Given entries -
^^^^^^^^^^^^^^^^
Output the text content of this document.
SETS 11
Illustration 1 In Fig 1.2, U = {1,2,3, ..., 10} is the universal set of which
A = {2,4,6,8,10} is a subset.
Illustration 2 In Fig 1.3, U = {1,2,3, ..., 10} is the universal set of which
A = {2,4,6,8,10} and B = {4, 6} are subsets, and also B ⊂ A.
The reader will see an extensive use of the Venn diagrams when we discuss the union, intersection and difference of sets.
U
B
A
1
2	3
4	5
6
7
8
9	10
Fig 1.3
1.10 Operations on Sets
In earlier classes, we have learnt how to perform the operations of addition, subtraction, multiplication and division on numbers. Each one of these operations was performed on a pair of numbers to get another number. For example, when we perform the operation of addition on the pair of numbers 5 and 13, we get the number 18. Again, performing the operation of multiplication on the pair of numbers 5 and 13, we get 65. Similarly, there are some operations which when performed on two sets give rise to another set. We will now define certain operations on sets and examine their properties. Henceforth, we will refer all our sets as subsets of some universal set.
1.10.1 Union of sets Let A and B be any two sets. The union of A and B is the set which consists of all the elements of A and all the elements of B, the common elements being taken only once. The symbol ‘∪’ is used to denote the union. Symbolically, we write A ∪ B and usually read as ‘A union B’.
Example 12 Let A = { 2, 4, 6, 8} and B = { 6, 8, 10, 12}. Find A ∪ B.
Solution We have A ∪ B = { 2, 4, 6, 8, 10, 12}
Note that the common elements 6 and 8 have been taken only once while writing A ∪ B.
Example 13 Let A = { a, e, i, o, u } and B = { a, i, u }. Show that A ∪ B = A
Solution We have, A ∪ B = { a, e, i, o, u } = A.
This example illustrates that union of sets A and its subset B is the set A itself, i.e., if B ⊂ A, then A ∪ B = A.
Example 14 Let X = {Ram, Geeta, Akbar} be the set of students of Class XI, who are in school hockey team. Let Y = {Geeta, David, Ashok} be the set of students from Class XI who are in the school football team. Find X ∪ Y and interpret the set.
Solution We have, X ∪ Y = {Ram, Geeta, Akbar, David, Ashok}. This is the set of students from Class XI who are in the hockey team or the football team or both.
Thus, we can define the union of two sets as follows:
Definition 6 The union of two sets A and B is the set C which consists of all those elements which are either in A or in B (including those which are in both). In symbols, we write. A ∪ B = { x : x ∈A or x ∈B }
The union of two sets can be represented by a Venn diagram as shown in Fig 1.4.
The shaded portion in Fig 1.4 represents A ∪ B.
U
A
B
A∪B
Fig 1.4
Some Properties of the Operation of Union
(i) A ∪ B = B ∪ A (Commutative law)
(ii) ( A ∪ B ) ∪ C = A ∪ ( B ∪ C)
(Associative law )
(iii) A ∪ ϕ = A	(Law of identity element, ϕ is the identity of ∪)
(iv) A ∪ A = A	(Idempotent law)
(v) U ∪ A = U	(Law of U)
^^^^^^^^^^^^^^^^
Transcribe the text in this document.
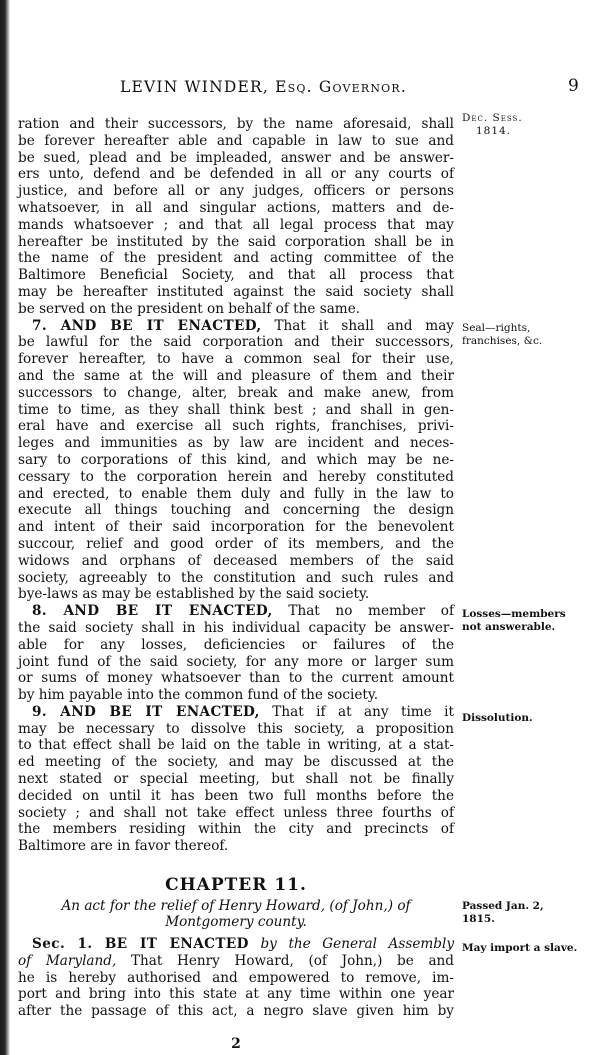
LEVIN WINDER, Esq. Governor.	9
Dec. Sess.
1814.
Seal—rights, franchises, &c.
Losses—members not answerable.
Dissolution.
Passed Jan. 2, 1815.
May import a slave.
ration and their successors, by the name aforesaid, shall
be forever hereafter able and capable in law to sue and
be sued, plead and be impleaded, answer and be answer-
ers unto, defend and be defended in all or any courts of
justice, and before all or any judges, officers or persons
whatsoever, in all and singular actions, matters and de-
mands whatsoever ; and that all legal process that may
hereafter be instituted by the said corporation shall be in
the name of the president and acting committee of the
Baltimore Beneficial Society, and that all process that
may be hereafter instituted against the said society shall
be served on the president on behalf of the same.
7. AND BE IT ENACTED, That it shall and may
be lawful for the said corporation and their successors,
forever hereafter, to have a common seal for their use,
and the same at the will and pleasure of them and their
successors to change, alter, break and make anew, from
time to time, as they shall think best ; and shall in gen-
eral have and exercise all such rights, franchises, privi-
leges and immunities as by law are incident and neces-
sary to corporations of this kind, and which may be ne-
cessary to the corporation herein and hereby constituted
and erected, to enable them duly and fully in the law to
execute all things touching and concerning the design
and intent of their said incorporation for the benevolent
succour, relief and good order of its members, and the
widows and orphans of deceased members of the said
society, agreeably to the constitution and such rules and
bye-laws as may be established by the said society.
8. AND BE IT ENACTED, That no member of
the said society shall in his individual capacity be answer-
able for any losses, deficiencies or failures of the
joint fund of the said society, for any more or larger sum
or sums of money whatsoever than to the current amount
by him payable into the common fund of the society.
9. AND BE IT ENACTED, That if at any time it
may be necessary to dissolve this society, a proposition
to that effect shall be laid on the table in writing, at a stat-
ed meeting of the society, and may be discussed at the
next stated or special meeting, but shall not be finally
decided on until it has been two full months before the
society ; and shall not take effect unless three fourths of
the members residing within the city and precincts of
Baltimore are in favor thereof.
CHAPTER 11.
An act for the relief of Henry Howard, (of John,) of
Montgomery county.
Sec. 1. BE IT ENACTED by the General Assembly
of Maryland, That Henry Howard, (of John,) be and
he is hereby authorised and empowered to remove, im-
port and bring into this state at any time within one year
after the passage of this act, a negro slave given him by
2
^^^^^^^^^^^^^^^^
Problem requirements -
Pull out all lines from the entries above that include the word "relief".

Answer below -
succour, relief and good order of its members, and the
An act for the relief of Henry Howard, (of John,) of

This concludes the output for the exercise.